Copy each line containing the word "Attendance" from the records that follow, please.
********
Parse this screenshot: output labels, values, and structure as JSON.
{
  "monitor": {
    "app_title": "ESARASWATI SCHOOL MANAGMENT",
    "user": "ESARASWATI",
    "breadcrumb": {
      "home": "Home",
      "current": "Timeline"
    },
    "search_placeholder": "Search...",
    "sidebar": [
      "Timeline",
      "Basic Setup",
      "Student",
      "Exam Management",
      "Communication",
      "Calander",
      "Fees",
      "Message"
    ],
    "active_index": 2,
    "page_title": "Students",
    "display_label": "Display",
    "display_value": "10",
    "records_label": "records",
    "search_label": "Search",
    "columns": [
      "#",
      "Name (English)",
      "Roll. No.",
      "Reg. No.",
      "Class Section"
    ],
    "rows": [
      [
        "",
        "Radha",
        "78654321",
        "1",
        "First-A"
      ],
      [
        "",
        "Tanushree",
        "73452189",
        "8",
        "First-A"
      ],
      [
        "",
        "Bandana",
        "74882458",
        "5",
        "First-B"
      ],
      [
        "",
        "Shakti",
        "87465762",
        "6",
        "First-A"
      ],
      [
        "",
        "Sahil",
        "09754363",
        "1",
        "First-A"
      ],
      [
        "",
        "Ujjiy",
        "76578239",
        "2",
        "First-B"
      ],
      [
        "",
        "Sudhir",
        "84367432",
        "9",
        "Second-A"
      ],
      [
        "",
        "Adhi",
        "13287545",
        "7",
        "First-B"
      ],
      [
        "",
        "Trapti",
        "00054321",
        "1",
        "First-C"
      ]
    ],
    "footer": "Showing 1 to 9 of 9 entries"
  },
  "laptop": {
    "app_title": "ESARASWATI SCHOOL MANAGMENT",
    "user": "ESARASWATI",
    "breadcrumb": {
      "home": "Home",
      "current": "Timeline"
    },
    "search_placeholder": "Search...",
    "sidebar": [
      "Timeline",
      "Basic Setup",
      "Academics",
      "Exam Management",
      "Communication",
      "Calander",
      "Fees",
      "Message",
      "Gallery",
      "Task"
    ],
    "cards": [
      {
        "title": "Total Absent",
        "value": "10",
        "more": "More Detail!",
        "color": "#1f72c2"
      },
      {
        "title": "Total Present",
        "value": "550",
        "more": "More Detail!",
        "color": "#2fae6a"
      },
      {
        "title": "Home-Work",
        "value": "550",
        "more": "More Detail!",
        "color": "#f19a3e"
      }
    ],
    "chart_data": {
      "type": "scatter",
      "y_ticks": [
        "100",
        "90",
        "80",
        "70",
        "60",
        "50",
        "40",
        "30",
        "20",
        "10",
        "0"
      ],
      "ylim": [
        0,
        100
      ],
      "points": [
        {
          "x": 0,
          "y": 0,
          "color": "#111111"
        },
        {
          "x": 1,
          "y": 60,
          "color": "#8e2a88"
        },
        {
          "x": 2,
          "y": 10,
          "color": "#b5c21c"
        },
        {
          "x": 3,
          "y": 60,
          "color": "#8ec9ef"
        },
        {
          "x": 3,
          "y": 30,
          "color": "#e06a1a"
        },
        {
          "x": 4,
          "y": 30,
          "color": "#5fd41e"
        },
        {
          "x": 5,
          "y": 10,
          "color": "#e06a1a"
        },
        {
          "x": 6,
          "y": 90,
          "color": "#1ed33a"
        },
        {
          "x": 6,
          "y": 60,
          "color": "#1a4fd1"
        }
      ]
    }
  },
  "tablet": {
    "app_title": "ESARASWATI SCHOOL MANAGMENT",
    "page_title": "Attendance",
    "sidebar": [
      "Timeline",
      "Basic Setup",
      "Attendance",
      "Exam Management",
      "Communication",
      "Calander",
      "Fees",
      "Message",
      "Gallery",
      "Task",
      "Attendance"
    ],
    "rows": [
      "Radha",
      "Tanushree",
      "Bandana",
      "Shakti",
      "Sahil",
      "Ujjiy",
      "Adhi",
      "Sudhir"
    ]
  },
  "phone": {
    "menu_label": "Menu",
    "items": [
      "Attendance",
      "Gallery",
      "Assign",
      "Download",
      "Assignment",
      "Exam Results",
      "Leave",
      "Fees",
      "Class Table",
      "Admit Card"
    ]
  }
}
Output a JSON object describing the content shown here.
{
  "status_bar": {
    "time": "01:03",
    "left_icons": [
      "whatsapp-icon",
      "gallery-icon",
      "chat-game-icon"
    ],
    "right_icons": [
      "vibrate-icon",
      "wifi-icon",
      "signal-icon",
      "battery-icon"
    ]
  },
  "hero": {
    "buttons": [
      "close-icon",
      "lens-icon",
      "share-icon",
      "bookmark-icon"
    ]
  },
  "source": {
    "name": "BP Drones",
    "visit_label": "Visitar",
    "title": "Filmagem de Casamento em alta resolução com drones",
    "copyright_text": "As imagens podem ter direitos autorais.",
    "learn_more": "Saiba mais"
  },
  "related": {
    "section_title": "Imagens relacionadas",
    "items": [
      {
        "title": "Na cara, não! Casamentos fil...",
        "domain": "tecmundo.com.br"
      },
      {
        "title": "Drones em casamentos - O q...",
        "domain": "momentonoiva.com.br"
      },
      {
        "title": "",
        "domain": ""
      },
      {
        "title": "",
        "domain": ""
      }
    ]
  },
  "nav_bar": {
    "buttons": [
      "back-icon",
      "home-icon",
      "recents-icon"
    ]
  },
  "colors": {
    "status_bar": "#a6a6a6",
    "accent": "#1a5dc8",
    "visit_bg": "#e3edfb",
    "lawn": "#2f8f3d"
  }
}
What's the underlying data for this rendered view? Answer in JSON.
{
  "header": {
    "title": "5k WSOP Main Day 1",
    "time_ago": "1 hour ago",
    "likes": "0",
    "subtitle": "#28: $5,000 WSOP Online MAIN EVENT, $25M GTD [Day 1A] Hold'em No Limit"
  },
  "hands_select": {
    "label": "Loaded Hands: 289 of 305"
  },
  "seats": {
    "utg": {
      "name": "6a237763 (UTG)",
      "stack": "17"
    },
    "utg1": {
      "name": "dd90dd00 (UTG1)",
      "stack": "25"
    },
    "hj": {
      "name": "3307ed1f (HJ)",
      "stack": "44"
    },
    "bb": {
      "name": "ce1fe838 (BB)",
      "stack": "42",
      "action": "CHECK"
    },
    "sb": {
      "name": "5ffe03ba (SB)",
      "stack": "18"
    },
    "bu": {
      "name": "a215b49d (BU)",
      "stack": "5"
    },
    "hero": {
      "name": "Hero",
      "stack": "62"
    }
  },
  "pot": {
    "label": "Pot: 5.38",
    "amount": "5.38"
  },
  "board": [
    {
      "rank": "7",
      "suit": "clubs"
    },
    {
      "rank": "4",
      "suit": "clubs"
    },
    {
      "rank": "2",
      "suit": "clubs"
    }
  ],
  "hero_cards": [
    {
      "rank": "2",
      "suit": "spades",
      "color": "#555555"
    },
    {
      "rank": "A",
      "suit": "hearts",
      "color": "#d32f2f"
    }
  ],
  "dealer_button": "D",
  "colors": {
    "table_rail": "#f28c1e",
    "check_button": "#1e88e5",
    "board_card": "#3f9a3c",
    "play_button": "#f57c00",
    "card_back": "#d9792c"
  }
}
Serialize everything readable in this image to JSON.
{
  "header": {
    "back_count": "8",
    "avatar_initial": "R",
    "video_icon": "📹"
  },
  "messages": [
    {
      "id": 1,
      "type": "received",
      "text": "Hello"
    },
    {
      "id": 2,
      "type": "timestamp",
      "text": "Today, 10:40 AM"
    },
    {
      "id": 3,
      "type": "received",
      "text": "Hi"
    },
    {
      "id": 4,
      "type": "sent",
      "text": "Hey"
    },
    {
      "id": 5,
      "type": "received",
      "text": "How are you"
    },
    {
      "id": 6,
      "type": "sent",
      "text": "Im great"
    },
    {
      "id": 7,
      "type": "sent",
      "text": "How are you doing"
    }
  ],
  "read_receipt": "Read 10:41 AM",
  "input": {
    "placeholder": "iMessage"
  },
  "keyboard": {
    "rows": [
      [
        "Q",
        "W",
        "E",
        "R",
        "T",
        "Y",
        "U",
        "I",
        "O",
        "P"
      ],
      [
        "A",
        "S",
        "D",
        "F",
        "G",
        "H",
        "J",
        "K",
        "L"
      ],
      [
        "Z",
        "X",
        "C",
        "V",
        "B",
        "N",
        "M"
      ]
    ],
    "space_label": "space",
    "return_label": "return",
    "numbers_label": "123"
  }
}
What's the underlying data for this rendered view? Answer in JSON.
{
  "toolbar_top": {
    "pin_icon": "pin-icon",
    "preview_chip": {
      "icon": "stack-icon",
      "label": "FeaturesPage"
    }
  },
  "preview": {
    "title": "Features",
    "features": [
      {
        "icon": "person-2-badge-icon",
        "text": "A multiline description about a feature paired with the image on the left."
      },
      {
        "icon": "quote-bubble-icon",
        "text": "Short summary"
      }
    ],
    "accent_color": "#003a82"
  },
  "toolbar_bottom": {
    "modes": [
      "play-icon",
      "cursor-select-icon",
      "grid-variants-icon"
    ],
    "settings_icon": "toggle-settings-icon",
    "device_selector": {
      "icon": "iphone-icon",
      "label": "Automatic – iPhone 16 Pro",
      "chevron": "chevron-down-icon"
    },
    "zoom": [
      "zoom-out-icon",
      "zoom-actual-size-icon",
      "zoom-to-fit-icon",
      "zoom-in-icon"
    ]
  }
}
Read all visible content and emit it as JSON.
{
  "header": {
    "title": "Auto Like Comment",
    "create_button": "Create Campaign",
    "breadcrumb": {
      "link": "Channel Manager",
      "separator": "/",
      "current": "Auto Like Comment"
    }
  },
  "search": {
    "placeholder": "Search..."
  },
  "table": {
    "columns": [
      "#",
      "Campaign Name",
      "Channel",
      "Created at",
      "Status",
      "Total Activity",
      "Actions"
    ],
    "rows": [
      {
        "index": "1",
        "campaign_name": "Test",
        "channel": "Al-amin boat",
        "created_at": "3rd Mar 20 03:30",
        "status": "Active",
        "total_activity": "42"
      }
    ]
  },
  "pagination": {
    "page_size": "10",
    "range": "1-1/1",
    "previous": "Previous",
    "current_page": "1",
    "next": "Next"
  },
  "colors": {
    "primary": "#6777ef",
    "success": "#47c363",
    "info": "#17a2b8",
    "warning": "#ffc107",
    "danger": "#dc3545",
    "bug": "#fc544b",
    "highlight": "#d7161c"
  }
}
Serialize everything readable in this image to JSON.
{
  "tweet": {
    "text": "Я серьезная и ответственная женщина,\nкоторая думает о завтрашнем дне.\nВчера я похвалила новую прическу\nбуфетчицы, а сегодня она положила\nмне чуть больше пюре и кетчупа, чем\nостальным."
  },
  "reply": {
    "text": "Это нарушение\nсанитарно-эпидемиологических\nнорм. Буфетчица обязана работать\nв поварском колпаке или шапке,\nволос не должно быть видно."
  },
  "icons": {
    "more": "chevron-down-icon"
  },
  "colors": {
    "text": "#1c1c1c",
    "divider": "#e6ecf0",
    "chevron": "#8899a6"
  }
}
********
#### [Response below]
    "page_title": "Attendance",
      "Attendance",
      "Attendance"
      "Attendance",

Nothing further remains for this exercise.